> Exercise aim
Repeat the listing word for word. No pictures belong in the copy.

> Records for the exercise

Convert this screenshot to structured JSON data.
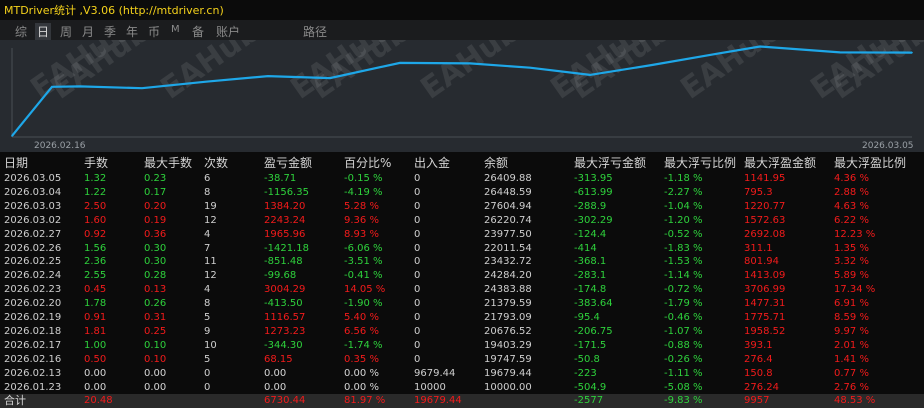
{
  "app": {
    "title": "MTDriver统计 ,V3.06 (http://mtdriver.cn)"
  },
  "tabs": [
    {
      "label": "综",
      "active": false
    },
    {
      "label": "日",
      "active": true
    },
    {
      "label": "周",
      "active": false
    },
    {
      "label": "月",
      "active": false
    },
    {
      "label": "季",
      "active": false
    },
    {
      "label": "年",
      "active": false
    },
    {
      "label": "币",
      "active": false
    },
    {
      "label": "M",
      "active": false
    },
    {
      "label": "备",
      "active": false
    },
    {
      "label": "账户",
      "active": false
    },
    {
      "label": "路径",
      "active": false
    }
  ],
  "chart_data": {
    "type": "line",
    "x": [
      "2026.01.23",
      "2026.02.13",
      "2026.02.16",
      "2026.02.17",
      "2026.02.18",
      "2026.02.19",
      "2026.02.20",
      "2026.02.23",
      "2026.02.24",
      "2026.02.25",
      "2026.02.26",
      "2026.02.27",
      "2026.03.02",
      "2026.03.03",
      "2026.03.04",
      "2026.03.05"
    ],
    "values": [
      10000.0,
      19679.44,
      19747.59,
      19403.29,
      20676.52,
      21793.09,
      21379.59,
      24383.88,
      24284.2,
      23432.72,
      22011.54,
      23977.5,
      26220.74,
      27604.94,
      26448.59,
      26409.88
    ],
    "xlabel_left": "2026.02.16",
    "xlabel_right": "2026.03.05",
    "line_color": "#1ea7e8",
    "watermark": "EAHub.cn"
  },
  "table": {
    "headers": [
      "日期",
      "手数",
      "最大手数",
      "次数",
      "盈亏金额",
      "百分比%",
      "出入金",
      "余额",
      "最大浮亏金额",
      "最大浮亏比例",
      "最大浮盈金额",
      "最大浮盈比例"
    ],
    "rows": [
      {
        "s": "neg",
        "c": [
          "2026.03.05",
          "1.32",
          "0.23",
          "6",
          "-38.71",
          "-0.15 %",
          "0",
          "26409.88",
          "-313.95",
          "-1.18 %",
          "1141.95",
          "4.36 %"
        ]
      },
      {
        "s": "neg",
        "c": [
          "2026.03.04",
          "1.22",
          "0.17",
          "8",
          "-1156.35",
          "-4.19 %",
          "0",
          "26448.59",
          "-613.99",
          "-2.27 %",
          "795.3",
          "2.88 %"
        ]
      },
      {
        "s": "pos",
        "c": [
          "2026.03.03",
          "2.50",
          "0.20",
          "19",
          "1384.20",
          "5.28 %",
          "0",
          "27604.94",
          "-288.9",
          "-1.04 %",
          "1220.77",
          "4.63 %"
        ]
      },
      {
        "s": "pos",
        "c": [
          "2026.03.02",
          "1.60",
          "0.19",
          "12",
          "2243.24",
          "9.36 %",
          "0",
          "26220.74",
          "-302.29",
          "-1.20 %",
          "1572.63",
          "6.22 %"
        ]
      },
      {
        "s": "pos",
        "c": [
          "2026.02.27",
          "0.92",
          "0.36",
          "4",
          "1965.96",
          "8.93 %",
          "0",
          "23977.50",
          "-124.4",
          "-0.52 %",
          "2692.08",
          "12.23 %"
        ]
      },
      {
        "s": "neg",
        "c": [
          "2026.02.26",
          "1.56",
          "0.30",
          "7",
          "-1421.18",
          "-6.06 %",
          "0",
          "22011.54",
          "-414",
          "-1.83 %",
          "311.1",
          "1.35 %"
        ]
      },
      {
        "s": "neg",
        "c": [
          "2026.02.25",
          "2.36",
          "0.30",
          "11",
          "-851.48",
          "-3.51 %",
          "0",
          "23432.72",
          "-368.1",
          "-1.53 %",
          "801.94",
          "3.32 %"
        ]
      },
      {
        "s": "neg",
        "c": [
          "2026.02.24",
          "2.55",
          "0.28",
          "12",
          "-99.68",
          "-0.41 %",
          "0",
          "24284.20",
          "-283.1",
          "-1.14 %",
          "1413.09",
          "5.89 %"
        ]
      },
      {
        "s": "pos",
        "c": [
          "2026.02.23",
          "0.45",
          "0.13",
          "4",
          "3004.29",
          "14.05 %",
          "0",
          "24383.88",
          "-174.8",
          "-0.72 %",
          "3706.99",
          "17.34 %"
        ]
      },
      {
        "s": "neg",
        "c": [
          "2026.02.20",
          "1.78",
          "0.26",
          "8",
          "-413.50",
          "-1.90 %",
          "0",
          "21379.59",
          "-383.64",
          "-1.79 %",
          "1477.31",
          "6.91 %"
        ]
      },
      {
        "s": "pos",
        "c": [
          "2026.02.19",
          "0.91",
          "0.31",
          "5",
          "1116.57",
          "5.40 %",
          "0",
          "21793.09",
          "-95.4",
          "-0.46 %",
          "1775.71",
          "8.59 %"
        ]
      },
      {
        "s": "pos",
        "c": [
          "2026.02.18",
          "1.81",
          "0.25",
          "9",
          "1273.23",
          "6.56 %",
          "0",
          "20676.52",
          "-206.75",
          "-1.07 %",
          "1958.52",
          "9.97 %"
        ]
      },
      {
        "s": "neg",
        "c": [
          "2026.02.17",
          "1.00",
          "0.10",
          "10",
          "-344.30",
          "-1.74 %",
          "0",
          "19403.29",
          "-171.5",
          "-0.88 %",
          "393.1",
          "2.01 %"
        ]
      },
      {
        "s": "pos",
        "c": [
          "2026.02.16",
          "0.50",
          "0.10",
          "5",
          "68.15",
          "0.35 %",
          "0",
          "19747.59",
          "-50.8",
          "-0.26 %",
          "276.4",
          "1.41 %"
        ]
      },
      {
        "s": "zero",
        "c": [
          "2026.02.13",
          "0.00",
          "0.00",
          "0",
          "0.00",
          "0.00 %",
          "9679.44",
          "19679.44",
          "-223",
          "-1.11 %",
          "150.8",
          "0.77 %"
        ]
      },
      {
        "s": "zero",
        "c": [
          "2026.01.23",
          "0.00",
          "0.00",
          "0",
          "0.00",
          "0.00 %",
          "10000",
          "10000.00",
          "-504.9",
          "-5.08 %",
          "276.24",
          "2.76 %"
        ]
      }
    ],
    "total": [
      "合计",
      "20.48",
      "",
      "",
      "6730.44",
      "81.97 %",
      "19679.44",
      "",
      "-2577",
      "-9.83 %",
      "9957",
      "48.53 %"
    ]
  }
}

> Full solution
Convert this screenshot to structured JSON data.
{
  "app": {
    "title": "MTDriver统计 ,V3.06 (http://mtdriver.cn)"
  },
  "tabs": [
    {
      "label": "综",
      "active": false
    },
    {
      "label": "日",
      "active": true
    },
    {
      "label": "周",
      "active": false
    },
    {
      "label": "月",
      "active": false
    },
    {
      "label": "季",
      "active": false
    },
    {
      "label": "年",
      "active": false
    },
    {
      "label": "币",
      "active": false
    },
    {
      "label": "M",
      "active": false
    },
    {
      "label": "备",
      "active": false
    },
    {
      "label": "账户",
      "active": false
    },
    {
      "label": "路径",
      "active": false
    }
  ],
  "chart_data": {
    "type": "line",
    "x": [
      "2026.01.23",
      "2026.02.13",
      "2026.02.16",
      "2026.02.17",
      "2026.02.18",
      "2026.02.19",
      "2026.02.20",
      "2026.02.23",
      "2026.02.24",
      "2026.02.25",
      "2026.02.26",
      "2026.02.27",
      "2026.03.02",
      "2026.03.03",
      "2026.03.04",
      "2026.03.05"
    ],
    "values": [
      10000.0,
      19679.44,
      19747.59,
      19403.29,
      20676.52,
      21793.09,
      21379.59,
      24383.88,
      24284.2,
      23432.72,
      22011.54,
      23977.5,
      26220.74,
      27604.94,
      26448.59,
      26409.88
    ],
    "xlabel_left": "2026.02.16",
    "xlabel_right": "2026.03.05",
    "line_color": "#1ea7e8",
    "watermark": "EAHub.cn"
  },
  "table": {
    "headers": [
      "日期",
      "手数",
      "最大手数",
      "次数",
      "盈亏金额",
      "百分比%",
      "出入金",
      "余额",
      "最大浮亏金额",
      "最大浮亏比例",
      "最大浮盈金额",
      "最大浮盈比例"
    ],
    "rows": [
      {
        "s": "neg",
        "c": [
          "2026.03.05",
          "1.32",
          "0.23",
          "6",
          "-38.71",
          "-0.15 %",
          "0",
          "26409.88",
          "-313.95",
          "-1.18 %",
          "1141.95",
          "4.36 %"
        ]
      },
      {
        "s": "neg",
        "c": [
          "2026.03.04",
          "1.22",
          "0.17",
          "8",
          "-1156.35",
          "-4.19 %",
          "0",
          "26448.59",
          "-613.99",
          "-2.27 %",
          "795.3",
          "2.88 %"
        ]
      },
      {
        "s": "pos",
        "c": [
          "2026.03.03",
          "2.50",
          "0.20",
          "19",
          "1384.20",
          "5.28 %",
          "0",
          "27604.94",
          "-288.9",
          "-1.04 %",
          "1220.77",
          "4.63 %"
        ]
      },
      {
        "s": "pos",
        "c": [
          "2026.03.02",
          "1.60",
          "0.19",
          "12",
          "2243.24",
          "9.36 %",
          "0",
          "26220.74",
          "-302.29",
          "-1.20 %",
          "1572.63",
          "6.22 %"
        ]
      },
      {
        "s": "pos",
        "c": [
          "2026.02.27",
          "0.92",
          "0.36",
          "4",
          "1965.96",
          "8.93 %",
          "0",
          "23977.50",
          "-124.4",
          "-0.52 %",
          "2692.08",
          "12.23 %"
        ]
      },
      {
        "s": "neg",
        "c": [
          "2026.02.26",
          "1.56",
          "0.30",
          "7",
          "-1421.18",
          "-6.06 %",
          "0",
          "22011.54",
          "-414",
          "-1.83 %",
          "311.1",
          "1.35 %"
        ]
      },
      {
        "s": "neg",
        "c": [
          "2026.02.25",
          "2.36",
          "0.30",
          "11",
          "-851.48",
          "-3.51 %",
          "0",
          "23432.72",
          "-368.1",
          "-1.53 %",
          "801.94",
          "3.32 %"
        ]
      },
      {
        "s": "neg",
        "c": [
          "2026.02.24",
          "2.55",
          "0.28",
          "12",
          "-99.68",
          "-0.41 %",
          "0",
          "24284.20",
          "-283.1",
          "-1.14 %",
          "1413.09",
          "5.89 %"
        ]
      },
      {
        "s": "pos",
        "c": [
          "2026.02.23",
          "0.45",
          "0.13",
          "4",
          "3004.29",
          "14.05 %",
          "0",
          "24383.88",
          "-174.8",
          "-0.72 %",
          "3706.99",
          "17.34 %"
        ]
      },
      {
        "s": "neg",
        "c": [
          "2026.02.20",
          "1.78",
          "0.26",
          "8",
          "-413.50",
          "-1.90 %",
          "0",
          "21379.59",
          "-383.64",
          "-1.79 %",
          "1477.31",
          "6.91 %"
        ]
      },
      {
        "s": "pos",
        "c": [
          "2026.02.19",
          "0.91",
          "0.31",
          "5",
          "1116.57",
          "5.40 %",
          "0",
          "21793.09",
          "-95.4",
          "-0.46 %",
          "1775.71",
          "8.59 %"
        ]
      },
      {
        "s": "pos",
        "c": [
          "2026.02.18",
          "1.81",
          "0.25",
          "9",
          "1273.23",
          "6.56 %",
          "0",
          "20676.52",
          "-206.75",
          "-1.07 %",
          "1958.52",
          "9.97 %"
        ]
      },
      {
        "s": "neg",
        "c": [
          "2026.02.17",
          "1.00",
          "0.10",
          "10",
          "-344.30",
          "-1.74 %",
          "0",
          "19403.29",
          "-171.5",
          "-0.88 %",
          "393.1",
          "2.01 %"
        ]
      },
      {
        "s": "pos",
        "c": [
          "2026.02.16",
          "0.50",
          "0.10",
          "5",
          "68.15",
          "0.35 %",
          "0",
          "19747.59",
          "-50.8",
          "-0.26 %",
          "276.4",
          "1.41 %"
        ]
      },
      {
        "s": "zero",
        "c": [
          "2026.02.13",
          "0.00",
          "0.00",
          "0",
          "0.00",
          "0.00 %",
          "9679.44",
          "19679.44",
          "-223",
          "-1.11 %",
          "150.8",
          "0.77 %"
        ]
      },
      {
        "s": "zero",
        "c": [
          "2026.01.23",
          "0.00",
          "0.00",
          "0",
          "0.00",
          "0.00 %",
          "10000",
          "10000.00",
          "-504.9",
          "-5.08 %",
          "276.24",
          "2.76 %"
        ]
      }
    ],
    "total": [
      "合计",
      "20.48",
      "",
      "",
      "6730.44",
      "81.97 %",
      "19679.44",
      "",
      "-2577",
      "-9.83 %",
      "9957",
      "48.53 %"
    ]
  }
}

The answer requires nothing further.